Quote every line below exactly and skip any picture.

§ §

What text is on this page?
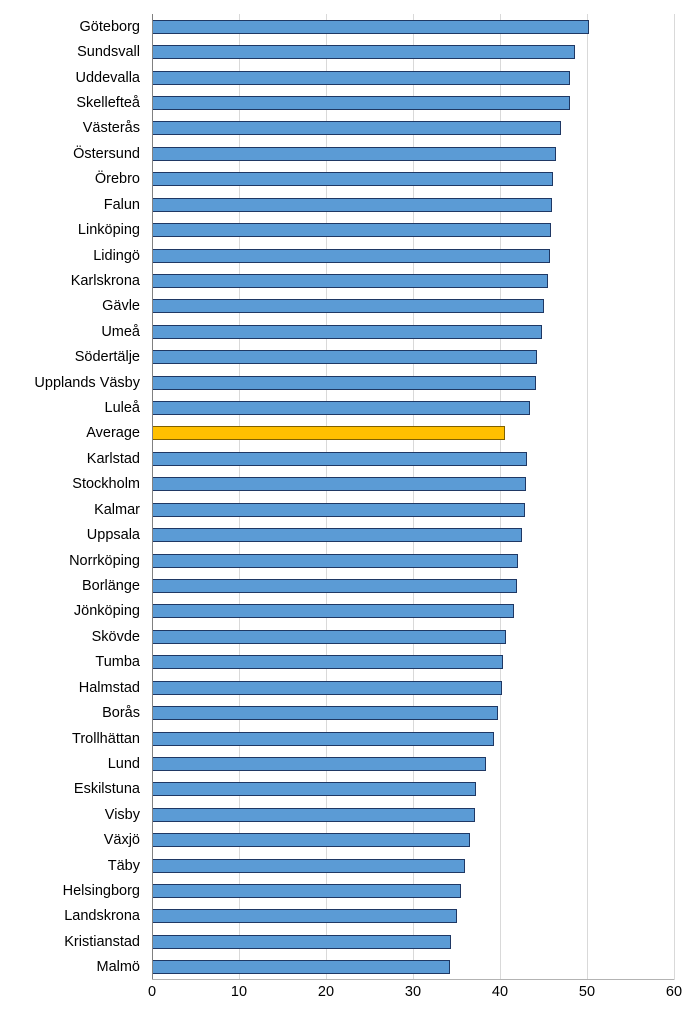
Göteborg
Sundsvall
Uddevalla
Skellefteå
Västerås
Östersund
Örebro
Falun
Linköping
Lidingö
Karlskrona
Gävle
Umeå
Södertälje
Upplands Väsby
Luleå
Average
Karlstad
Stockholm
Kalmar
Uppsala
Norrköping
Borlänge
Jönköping
Skövde
Tumba
Halmstad
Borås
Trollhättan
Lund
Eskilstuna
Visby
Växjö
Täby
Helsingborg
Landskrona
Kristianstad
Malmö
0	10	20	30	40	50	60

§ §

#### RESULT BELOW:
What text is on this page?
Göteborg
Sundsvall
Uddevalla
Skellefteå
Västerås
Östersund
Örebro
Falun
Linköping
Lidingö
Karlskrona
Gävle
Umeå
Södertälje
Upplands Väsby
Luleå
Average
Karlstad
Stockholm
Kalmar
Uppsala
Norrköping
Borlänge
Jönköping
Skövde
Tumba
Halmstad
Borås
Trollhättan
Lund
Eskilstuna
Visby
Växjö
Täby
Helsingborg
Landskrona
Kristianstad
Malmö
0	10	20	30	40	50	60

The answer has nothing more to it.